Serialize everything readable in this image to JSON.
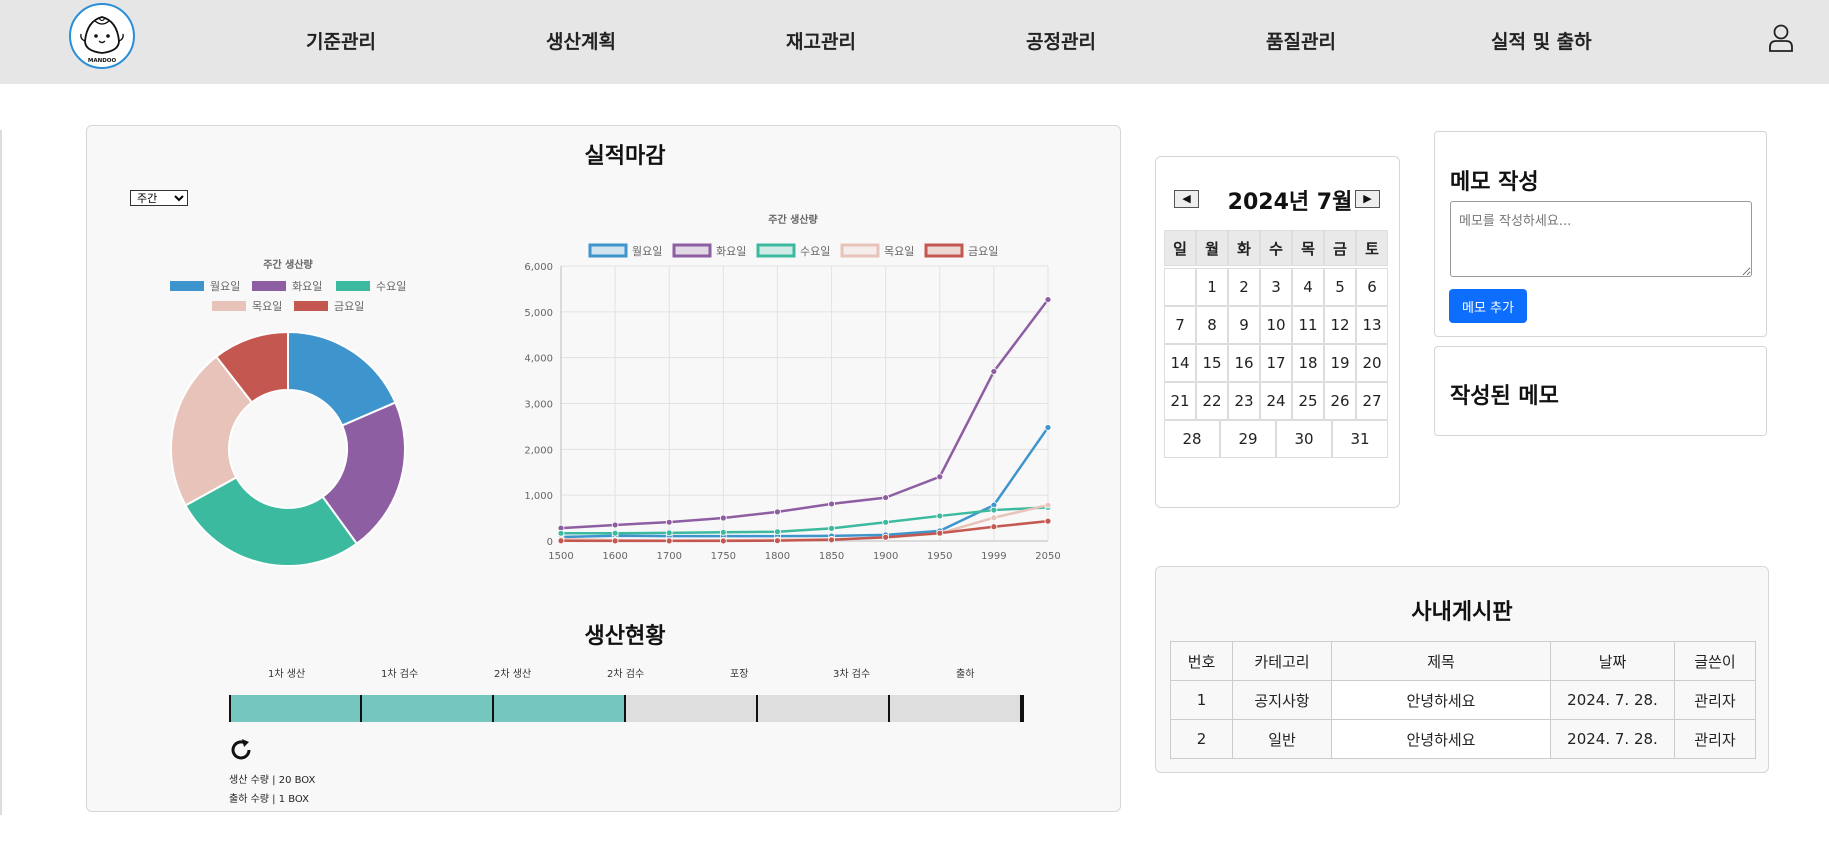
{
  "nav": {
    "logo_text": "MANDOO",
    "items": [
      "기준관리",
      "생산계획",
      "재고관리",
      "공정관리",
      "품질관리",
      "실적 및 출하"
    ]
  },
  "performance": {
    "title": "실적마감",
    "period_select": "주간"
  },
  "doughnut_chart": {
    "title": "주간 생산량",
    "legend": [
      "월요일",
      "화요일",
      "수요일",
      "목요일",
      "금요일"
    ]
  },
  "line_chart": {
    "title": "주간 생산량",
    "legend": [
      "월요일",
      "화요일",
      "수요일",
      "목요일",
      "금요일"
    ],
    "y_ticks": [
      "0",
      "1,000",
      "2,000",
      "3,000",
      "4,000",
      "5,000",
      "6,000"
    ],
    "x_ticks": [
      "1500",
      "1600",
      "1700",
      "1750",
      "1800",
      "1850",
      "1900",
      "1950",
      "1999",
      "2050"
    ]
  },
  "chart_data": [
    {
      "type": "pie",
      "title": "주간 생산량",
      "donut": true,
      "labels": [
        "월요일",
        "화요일",
        "수요일",
        "목요일",
        "금요일"
      ],
      "values": [
        18.5,
        21.5,
        27.0,
        22.5,
        10.5
      ],
      "colors": [
        "#3e95cd",
        "#8e5ea2",
        "#3cba9f",
        "#e8c3b9",
        "#c45850"
      ]
    },
    {
      "type": "line",
      "title": "주간 생산량",
      "x": [
        1500,
        1600,
        1700,
        1750,
        1800,
        1850,
        1900,
        1950,
        1999,
        2050
      ],
      "ylim": [
        0,
        6000
      ],
      "legend_position": "top",
      "series": [
        {
          "name": "월요일",
          "color": "#3e95cd",
          "values": [
            86,
            114,
            106,
            106,
            107,
            111,
            133,
            221,
            783,
            2478
          ]
        },
        {
          "name": "화요일",
          "color": "#8e5ea2",
          "values": [
            282,
            350,
            411,
            502,
            635,
            809,
            947,
            1402,
            3700,
            5267
          ]
        },
        {
          "name": "수요일",
          "color": "#3cba9f",
          "values": [
            168,
            170,
            178,
            190,
            203,
            276,
            408,
            547,
            675,
            734
          ]
        },
        {
          "name": "목요일",
          "color": "#e8c3b9",
          "values": [
            40,
            20,
            10,
            16,
            24,
            38,
            74,
            167,
            508,
            784
          ]
        },
        {
          "name": "금요일",
          "color": "#c45850",
          "values": [
            6,
            3,
            2,
            2,
            7,
            26,
            82,
            172,
            312,
            433
          ]
        }
      ]
    }
  ],
  "production": {
    "title": "생산현황",
    "steps": [
      "1차 생산",
      "1차 검수",
      "2차 생산",
      "2차 검수",
      "포장",
      "3차 검수",
      "출하"
    ],
    "completed_steps": 3,
    "done_color": "#76c6c0",
    "pending_color": "#dedede",
    "production_qty": "생산 수량 | 20 BOX",
    "shipping_qty": "출하 수량 | 1 BOX"
  },
  "calendar": {
    "title": "2024년 7월",
    "prev": "◀",
    "next": "▶",
    "weekdays": [
      "일",
      "월",
      "화",
      "수",
      "목",
      "금",
      "토"
    ],
    "first_weekday": 1,
    "days": 31
  },
  "memo": {
    "title": "메모 작성",
    "placeholder": "메모를 작성하세요...",
    "add_button": "메모 추가",
    "saved_title": "작성된 메모"
  },
  "board": {
    "title": "사내게시판",
    "headers": [
      "번호",
      "카테고리",
      "제목",
      "날짜",
      "글쓴이"
    ],
    "rows": [
      [
        "1",
        "공지사항",
        "안녕하세요",
        "2024. 7. 28.",
        "관리자"
      ],
      [
        "2",
        "일반",
        "안녕하세요",
        "2024. 7. 28.",
        "관리자"
      ]
    ]
  }
}
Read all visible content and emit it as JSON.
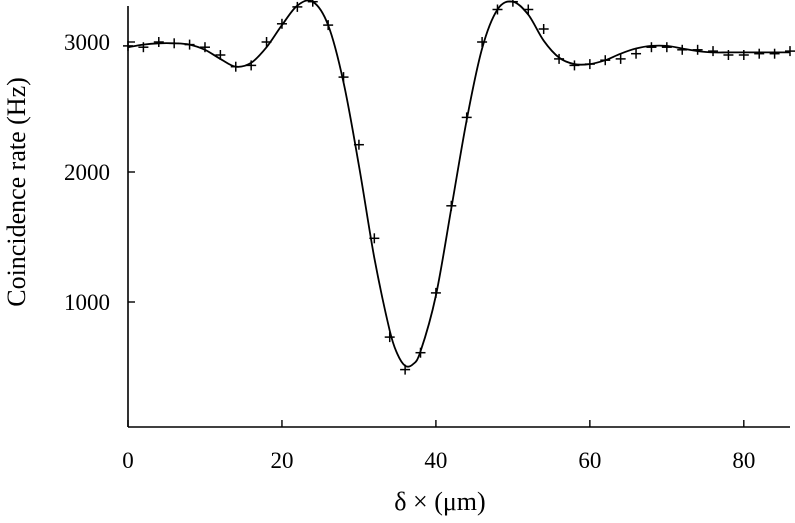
{
  "chart_data": {
    "type": "scatter",
    "xlabel": "δ × (μm)",
    "ylabel": "Coincidence rate (Hz)",
    "xlim": [
      0,
      86
    ],
    "ylim": [
      0,
      3200
    ],
    "x_ticks": [
      0,
      20,
      40,
      60,
      80
    ],
    "y_ticks": [
      1000,
      2000,
      3000
    ],
    "grid": false,
    "legend": "none",
    "series": [
      {
        "kind": "points",
        "marker": "plus",
        "x": [
          0,
          2,
          4,
          6,
          8,
          10,
          12,
          14,
          16,
          18,
          20,
          22,
          24,
          26,
          28,
          30,
          32,
          34,
          36,
          38,
          40,
          42,
          44,
          46,
          48,
          50,
          52,
          54,
          56,
          58,
          60,
          62,
          64,
          66,
          68,
          70,
          72,
          74,
          76,
          78,
          80,
          82,
          84,
          86
        ],
        "y": [
          2970,
          2960,
          3000,
          2990,
          2980,
          2960,
          2900,
          2810,
          2820,
          3000,
          3140,
          3270,
          3310,
          3130,
          2730,
          2210,
          1490,
          730,
          480,
          610,
          1070,
          1740,
          2420,
          3000,
          3250,
          3310,
          3250,
          3100,
          2870,
          2820,
          2830,
          2860,
          2870,
          2910,
          2960,
          2960,
          2940,
          2940,
          2930,
          2900,
          2900,
          2910,
          2910,
          2930
        ]
      },
      {
        "kind": "fit",
        "style": "solid",
        "x": [
          0,
          2,
          4,
          6,
          8,
          10,
          12,
          14,
          16,
          18,
          20,
          22,
          24,
          26,
          28,
          30,
          32,
          34,
          35,
          36,
          37,
          38,
          40,
          42,
          44,
          46,
          48,
          50,
          52,
          54,
          56,
          58,
          60,
          62,
          64,
          66,
          68,
          70,
          72,
          74,
          76,
          78,
          80,
          82,
          84,
          86
        ],
        "y": [
          2960,
          2980,
          2990,
          2990,
          2980,
          2940,
          2870,
          2810,
          2840,
          2960,
          3130,
          3280,
          3310,
          3130,
          2690,
          2050,
          1340,
          780,
          600,
          510,
          520,
          620,
          1050,
          1720,
          2400,
          2950,
          3250,
          3310,
          3210,
          3010,
          2880,
          2830,
          2830,
          2860,
          2910,
          2950,
          2970,
          2970,
          2950,
          2930,
          2920,
          2920,
          2920,
          2920,
          2920,
          2920
        ]
      }
    ]
  }
}
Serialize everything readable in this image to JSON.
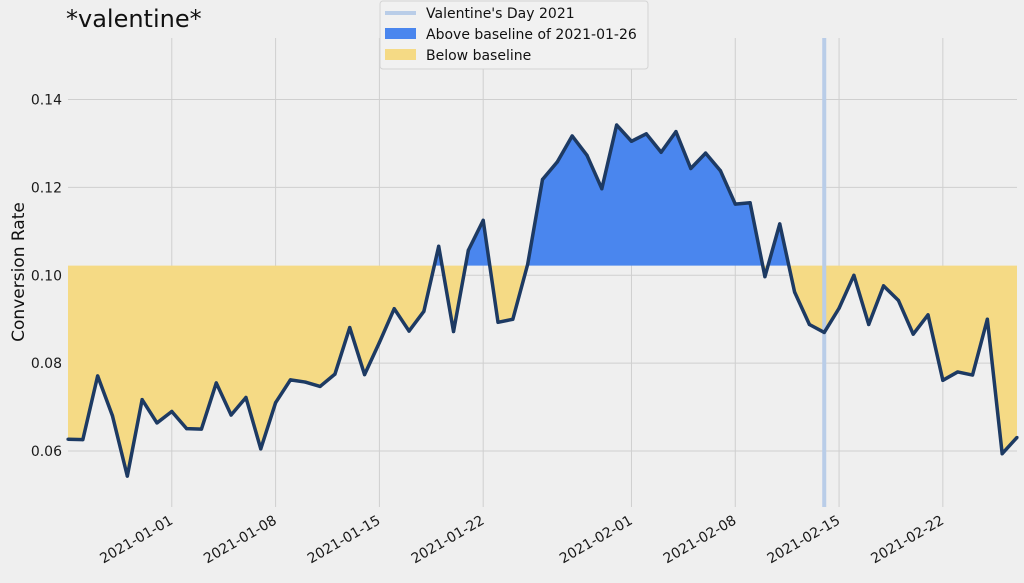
{
  "chart_data": {
    "type": "area",
    "title": "*valentine*",
    "xlabel": "",
    "ylabel": "Conversion Rate",
    "ylim": [
      0.05,
      0.154
    ],
    "yticks": [
      0.06,
      0.08,
      0.1,
      0.12,
      0.14
    ],
    "ytick_labels": [
      "0.06",
      "0.08",
      "0.10",
      "0.12",
      "0.14"
    ],
    "x_start": "2020-12-25",
    "x_end": "2021-02-27",
    "xtick_dates": [
      "2021-01-01",
      "2021-01-08",
      "2021-01-15",
      "2021-01-22",
      "2021-02-01",
      "2021-02-08",
      "2021-02-15",
      "2021-02-22"
    ],
    "xtick_labels": [
      "2021-01-01",
      "2021-01-08",
      "2021-01-15",
      "2021-01-22",
      "2021-02-01",
      "2021-02-08",
      "2021-02-15",
      "2021-02-22"
    ],
    "baseline": 0.1022,
    "baseline_date": "2021-01-26",
    "valentine_date": "2021-02-14",
    "series": [
      {
        "name": "Conversion Rate",
        "x": [
          "2020-12-25",
          "2020-12-26",
          "2020-12-27",
          "2020-12-28",
          "2020-12-29",
          "2020-12-30",
          "2020-12-31",
          "2021-01-01",
          "2021-01-02",
          "2021-01-03",
          "2021-01-04",
          "2021-01-05",
          "2021-01-06",
          "2021-01-07",
          "2021-01-08",
          "2021-01-09",
          "2021-01-10",
          "2021-01-11",
          "2021-01-12",
          "2021-01-13",
          "2021-01-14",
          "2021-01-15",
          "2021-01-16",
          "2021-01-17",
          "2021-01-18",
          "2021-01-19",
          "2021-01-20",
          "2021-01-21",
          "2021-01-22",
          "2021-01-23",
          "2021-01-24",
          "2021-01-25",
          "2021-01-26",
          "2021-01-27",
          "2021-01-28",
          "2021-01-29",
          "2021-01-30",
          "2021-01-31",
          "2021-02-01",
          "2021-02-02",
          "2021-02-03",
          "2021-02-04",
          "2021-02-05",
          "2021-02-06",
          "2021-02-07",
          "2021-02-08",
          "2021-02-09",
          "2021-02-10",
          "2021-02-11",
          "2021-02-12",
          "2021-02-13",
          "2021-02-14",
          "2021-02-15",
          "2021-02-16",
          "2021-02-17",
          "2021-02-18",
          "2021-02-19",
          "2021-02-20",
          "2021-02-21",
          "2021-02-22",
          "2021-02-23",
          "2021-02-24",
          "2021-02-25",
          "2021-02-26",
          "2021-02-27"
        ],
        "values": [
          0.0627,
          0.0626,
          0.0771,
          0.068,
          0.0543,
          0.0717,
          0.0664,
          0.069,
          0.0651,
          0.065,
          0.0755,
          0.0682,
          0.0722,
          0.0605,
          0.071,
          0.0762,
          0.0757,
          0.0747,
          0.0775,
          0.0881,
          0.0774,
          0.0847,
          0.0924,
          0.0873,
          0.0918,
          0.1066,
          0.0872,
          0.1057,
          0.1125,
          0.0893,
          0.09,
          0.1025,
          0.1218,
          0.1258,
          0.1317,
          0.1273,
          0.1197,
          0.1342,
          0.1305,
          0.1322,
          0.128,
          0.1327,
          0.1243,
          0.1278,
          0.1238,
          0.1162,
          0.1165,
          0.0997,
          0.1117,
          0.0962,
          0.0888,
          0.087,
          0.0925,
          0.1,
          0.0888,
          0.0976,
          0.0943,
          0.0866,
          0.091,
          0.0761,
          0.078,
          0.0773,
          0.09,
          0.0594,
          0.0631
        ]
      }
    ],
    "legend_position": "top-center",
    "legend": [
      {
        "label": "Valentine's Day 2021",
        "kind": "line",
        "color": "#b9cde8"
      },
      {
        "label": "Above baseline of 2021-01-26",
        "kind": "patch",
        "color": "#4a86ee"
      },
      {
        "label": "Below baseline",
        "kind": "patch",
        "color": "#f5da85"
      }
    ],
    "colors": {
      "line": "#1d3a63",
      "above_fill": "#4a86ee",
      "below_fill": "#f5da85",
      "valentine_line": "#b9cde8",
      "grid": "#cfcfcf",
      "background": "#efefef"
    }
  }
}
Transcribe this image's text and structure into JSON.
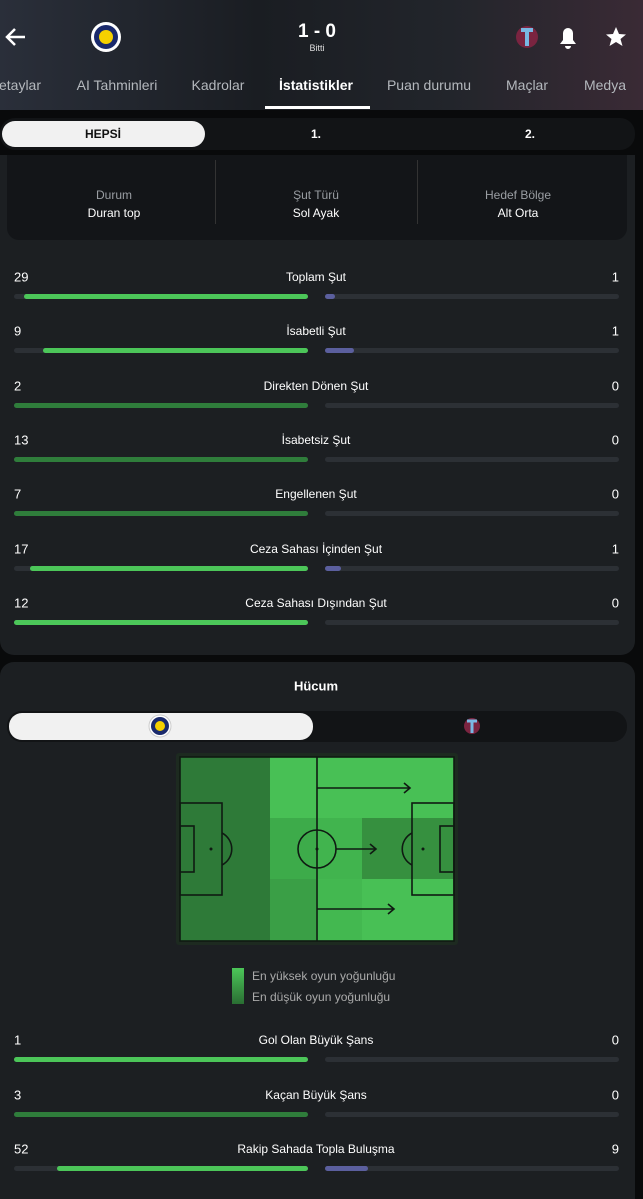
{
  "header": {
    "score": "1 - 0",
    "status": "Bitti"
  },
  "tabs": [
    "etaylar",
    "AI Tahminleri",
    "Kadrolar",
    "İstatistikler",
    "Puan durumu",
    "Maçlar",
    "Medya"
  ],
  "active_tab": 3,
  "period_tabs": [
    "HEPSİ",
    "1.",
    "2."
  ],
  "shot_detail": [
    {
      "label": "Durum",
      "value": "Duran top"
    },
    {
      "label": "Şut Türü",
      "value": "Sol Ayak"
    },
    {
      "label": "Hedef Bölge",
      "value": "Alt Orta"
    }
  ],
  "shot_stats": [
    {
      "home": 29,
      "label": "Toplam Şut",
      "away": 1,
      "home_color": "#4cc659"
    },
    {
      "home": 9,
      "label": "İsabetli Şut",
      "away": 1,
      "home_color": "#4cc659"
    },
    {
      "home": 2,
      "label": "Direkten Dönen Şut",
      "away": 0,
      "home_color": "#2f7d3b"
    },
    {
      "home": 13,
      "label": "İsabetsiz Şut",
      "away": 0,
      "home_color": "#2f7d3b"
    },
    {
      "home": 7,
      "label": "Engellenen Şut",
      "away": 0,
      "home_color": "#2f7d3b"
    },
    {
      "home": 17,
      "label": "Ceza Sahası İçinden Şut",
      "away": 1,
      "home_color": "#4cc659"
    },
    {
      "home": 12,
      "label": "Ceza Sahası Dışından Şut",
      "away": 0,
      "home_color": "#4cc659"
    }
  ],
  "attack": {
    "title": "Hücum",
    "legend_high": "En yüksek oyun yoğunluğu",
    "legend_low": "En düşük oyun yoğunluğu",
    "stats": [
      {
        "home": 1,
        "label": "Gol Olan Büyük Şans",
        "away": 0,
        "home_color": "#4cc659"
      },
      {
        "home": 3,
        "label": "Kaçan Büyük Şans",
        "away": 0,
        "home_color": "#2f7d3b"
      },
      {
        "home": 52,
        "label": "Rakip Sahada Topla Buluşma",
        "away": 9,
        "home_color": "#4cc659"
      }
    ]
  },
  "away_color": "#5b5f9e"
}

···

■ **Directions for this task**: Isolate each line of the listing above that includes "name". Copy it.

■ **Complete answer**:
          "name": "월요일",
          "name": "화요일",
          "name": "수요일",
          "name": "목요일",
          "name": "금요일",
        "name": "Conversion Rate",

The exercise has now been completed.